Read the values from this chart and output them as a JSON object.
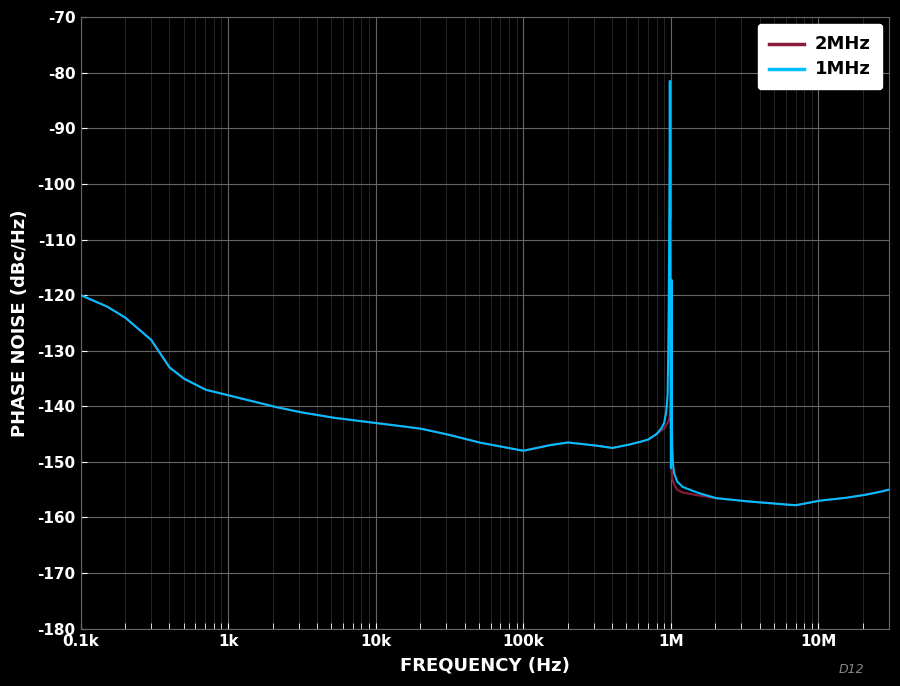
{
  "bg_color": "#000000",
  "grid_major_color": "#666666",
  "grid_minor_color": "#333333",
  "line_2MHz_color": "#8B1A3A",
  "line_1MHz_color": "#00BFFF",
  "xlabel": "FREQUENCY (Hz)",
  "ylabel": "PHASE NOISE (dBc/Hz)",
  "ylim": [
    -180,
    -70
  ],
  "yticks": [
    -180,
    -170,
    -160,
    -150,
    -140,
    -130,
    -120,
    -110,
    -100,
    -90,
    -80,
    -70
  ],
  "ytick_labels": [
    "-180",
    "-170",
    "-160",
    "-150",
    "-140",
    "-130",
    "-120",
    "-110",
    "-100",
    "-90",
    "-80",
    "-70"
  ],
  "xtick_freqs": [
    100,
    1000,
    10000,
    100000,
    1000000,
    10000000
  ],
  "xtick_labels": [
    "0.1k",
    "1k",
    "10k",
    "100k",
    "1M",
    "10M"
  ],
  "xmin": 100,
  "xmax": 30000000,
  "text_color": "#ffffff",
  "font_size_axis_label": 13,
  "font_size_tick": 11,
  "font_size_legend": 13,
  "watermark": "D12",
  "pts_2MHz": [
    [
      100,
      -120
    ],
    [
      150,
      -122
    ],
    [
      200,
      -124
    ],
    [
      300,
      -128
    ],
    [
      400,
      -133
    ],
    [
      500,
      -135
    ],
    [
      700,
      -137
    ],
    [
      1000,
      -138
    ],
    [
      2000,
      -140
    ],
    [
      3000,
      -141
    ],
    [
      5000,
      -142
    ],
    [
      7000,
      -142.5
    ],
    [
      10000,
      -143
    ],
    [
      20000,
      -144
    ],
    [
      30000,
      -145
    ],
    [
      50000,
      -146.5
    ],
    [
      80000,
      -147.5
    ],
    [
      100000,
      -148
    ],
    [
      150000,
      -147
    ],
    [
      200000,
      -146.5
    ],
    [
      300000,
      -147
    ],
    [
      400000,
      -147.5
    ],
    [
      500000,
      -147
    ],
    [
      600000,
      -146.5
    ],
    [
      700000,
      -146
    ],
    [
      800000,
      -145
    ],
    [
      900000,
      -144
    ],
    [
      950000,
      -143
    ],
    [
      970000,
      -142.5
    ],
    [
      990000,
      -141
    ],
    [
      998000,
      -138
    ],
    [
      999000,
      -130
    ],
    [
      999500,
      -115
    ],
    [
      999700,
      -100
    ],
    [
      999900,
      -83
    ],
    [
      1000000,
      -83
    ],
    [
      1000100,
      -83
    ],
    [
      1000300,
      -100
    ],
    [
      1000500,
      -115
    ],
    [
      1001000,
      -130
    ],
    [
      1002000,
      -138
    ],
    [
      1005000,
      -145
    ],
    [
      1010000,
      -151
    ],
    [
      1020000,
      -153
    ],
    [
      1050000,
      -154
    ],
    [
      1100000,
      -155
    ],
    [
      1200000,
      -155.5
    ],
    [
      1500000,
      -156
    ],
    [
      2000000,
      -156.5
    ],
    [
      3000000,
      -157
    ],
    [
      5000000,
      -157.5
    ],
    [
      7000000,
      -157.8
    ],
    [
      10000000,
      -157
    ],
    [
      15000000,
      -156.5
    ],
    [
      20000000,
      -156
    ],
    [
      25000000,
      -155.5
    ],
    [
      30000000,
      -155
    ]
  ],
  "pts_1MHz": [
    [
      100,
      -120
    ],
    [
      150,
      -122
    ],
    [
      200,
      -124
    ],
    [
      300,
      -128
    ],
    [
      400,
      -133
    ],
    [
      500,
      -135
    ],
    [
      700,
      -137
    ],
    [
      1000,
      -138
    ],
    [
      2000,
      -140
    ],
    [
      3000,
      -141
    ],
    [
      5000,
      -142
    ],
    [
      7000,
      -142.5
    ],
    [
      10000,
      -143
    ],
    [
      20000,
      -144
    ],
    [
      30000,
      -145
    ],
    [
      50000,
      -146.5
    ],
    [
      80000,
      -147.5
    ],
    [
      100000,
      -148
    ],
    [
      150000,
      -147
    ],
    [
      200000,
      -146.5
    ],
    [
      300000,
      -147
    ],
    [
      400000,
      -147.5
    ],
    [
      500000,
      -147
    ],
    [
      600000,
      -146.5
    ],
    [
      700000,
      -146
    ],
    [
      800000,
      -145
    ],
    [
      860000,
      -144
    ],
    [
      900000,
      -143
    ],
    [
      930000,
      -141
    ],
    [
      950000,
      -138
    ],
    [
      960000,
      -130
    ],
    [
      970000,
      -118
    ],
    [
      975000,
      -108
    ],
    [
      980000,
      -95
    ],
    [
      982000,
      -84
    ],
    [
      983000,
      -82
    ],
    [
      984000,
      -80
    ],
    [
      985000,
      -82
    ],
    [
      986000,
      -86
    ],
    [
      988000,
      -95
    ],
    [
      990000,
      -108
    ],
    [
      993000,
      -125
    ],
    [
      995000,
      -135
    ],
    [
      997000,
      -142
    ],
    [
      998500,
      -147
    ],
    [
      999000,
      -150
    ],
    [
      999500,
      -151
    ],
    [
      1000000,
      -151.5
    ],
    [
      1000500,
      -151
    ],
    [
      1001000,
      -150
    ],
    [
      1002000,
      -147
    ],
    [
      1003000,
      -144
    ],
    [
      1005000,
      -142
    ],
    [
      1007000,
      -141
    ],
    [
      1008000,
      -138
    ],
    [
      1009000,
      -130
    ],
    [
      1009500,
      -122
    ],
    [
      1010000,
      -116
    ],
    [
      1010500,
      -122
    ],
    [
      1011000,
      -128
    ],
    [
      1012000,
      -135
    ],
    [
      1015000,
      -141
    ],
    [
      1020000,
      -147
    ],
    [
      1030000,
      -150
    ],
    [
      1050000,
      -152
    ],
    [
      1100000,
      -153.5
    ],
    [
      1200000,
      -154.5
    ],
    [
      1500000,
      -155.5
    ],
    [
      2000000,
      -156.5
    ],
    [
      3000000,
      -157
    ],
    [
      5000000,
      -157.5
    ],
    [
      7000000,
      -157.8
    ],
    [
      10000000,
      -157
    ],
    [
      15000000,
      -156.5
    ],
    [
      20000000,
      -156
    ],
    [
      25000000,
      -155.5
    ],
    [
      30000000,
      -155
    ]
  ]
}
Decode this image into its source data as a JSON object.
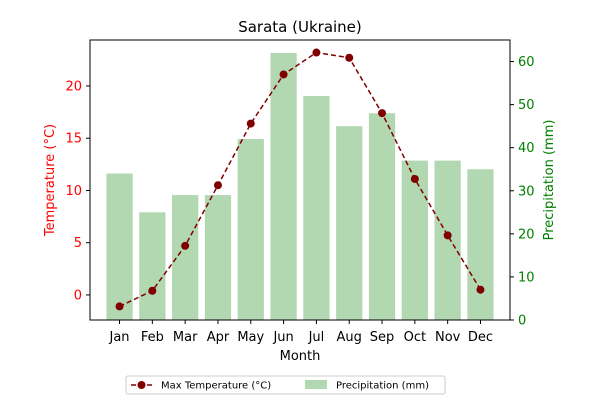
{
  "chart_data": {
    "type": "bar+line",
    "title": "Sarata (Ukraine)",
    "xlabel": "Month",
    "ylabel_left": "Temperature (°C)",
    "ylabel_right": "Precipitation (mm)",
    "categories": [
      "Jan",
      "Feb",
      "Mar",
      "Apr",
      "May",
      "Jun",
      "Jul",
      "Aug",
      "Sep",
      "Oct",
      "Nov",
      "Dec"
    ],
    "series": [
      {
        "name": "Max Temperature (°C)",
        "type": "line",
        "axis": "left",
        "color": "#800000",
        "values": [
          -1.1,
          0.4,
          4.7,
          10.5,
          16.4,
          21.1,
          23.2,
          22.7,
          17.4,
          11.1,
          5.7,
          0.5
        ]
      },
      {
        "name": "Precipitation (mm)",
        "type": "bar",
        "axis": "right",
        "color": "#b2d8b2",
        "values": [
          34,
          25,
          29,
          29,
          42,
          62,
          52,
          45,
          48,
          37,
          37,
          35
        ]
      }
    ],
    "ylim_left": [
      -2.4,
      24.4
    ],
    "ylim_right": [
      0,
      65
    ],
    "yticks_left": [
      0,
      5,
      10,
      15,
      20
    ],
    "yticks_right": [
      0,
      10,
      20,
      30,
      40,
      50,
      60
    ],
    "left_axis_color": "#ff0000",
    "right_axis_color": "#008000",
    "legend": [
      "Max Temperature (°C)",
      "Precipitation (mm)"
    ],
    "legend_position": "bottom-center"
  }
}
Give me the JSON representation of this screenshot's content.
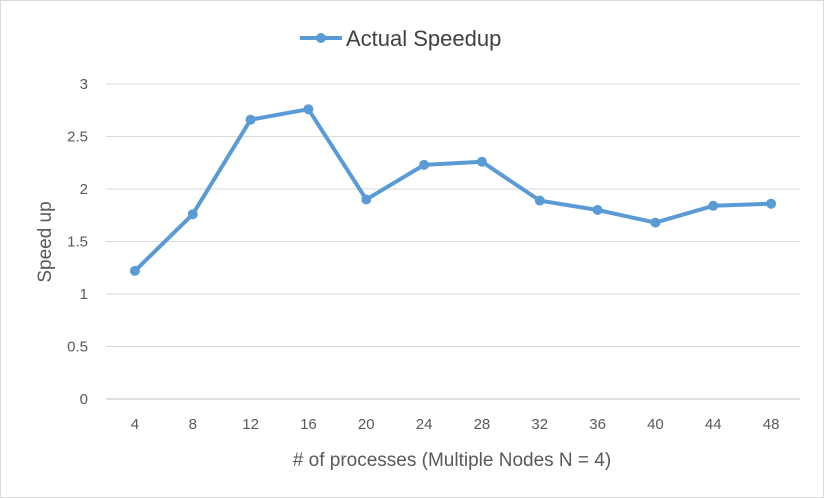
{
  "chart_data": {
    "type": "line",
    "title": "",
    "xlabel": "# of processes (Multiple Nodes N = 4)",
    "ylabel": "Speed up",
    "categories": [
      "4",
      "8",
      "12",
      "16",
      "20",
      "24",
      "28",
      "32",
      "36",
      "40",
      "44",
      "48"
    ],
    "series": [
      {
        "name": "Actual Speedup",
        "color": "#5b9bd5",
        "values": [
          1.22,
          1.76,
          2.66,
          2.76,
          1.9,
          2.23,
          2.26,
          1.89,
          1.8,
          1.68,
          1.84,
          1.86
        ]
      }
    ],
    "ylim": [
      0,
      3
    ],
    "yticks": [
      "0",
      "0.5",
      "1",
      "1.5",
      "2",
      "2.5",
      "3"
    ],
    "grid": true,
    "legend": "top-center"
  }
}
---
### [Description of the task]
Take the line that contains "Give me the" and every line after it up to the end of the records above, and restate them exactly, without the pictures.

### [Finished task]
Give me the JSON representation of this screenshot's content.
{
  "chart_data": {
    "type": "line",
    "title": "",
    "xlabel": "# of processes (Multiple Nodes N = 4)",
    "ylabel": "Speed up",
    "categories": [
      "4",
      "8",
      "12",
      "16",
      "20",
      "24",
      "28",
      "32",
      "36",
      "40",
      "44",
      "48"
    ],
    "series": [
      {
        "name": "Actual Speedup",
        "color": "#5b9bd5",
        "values": [
          1.22,
          1.76,
          2.66,
          2.76,
          1.9,
          2.23,
          2.26,
          1.89,
          1.8,
          1.68,
          1.84,
          1.86
        ]
      }
    ],
    "ylim": [
      0,
      3
    ],
    "yticks": [
      "0",
      "0.5",
      "1",
      "1.5",
      "2",
      "2.5",
      "3"
    ],
    "grid": true,
    "legend": "top-center"
  }
}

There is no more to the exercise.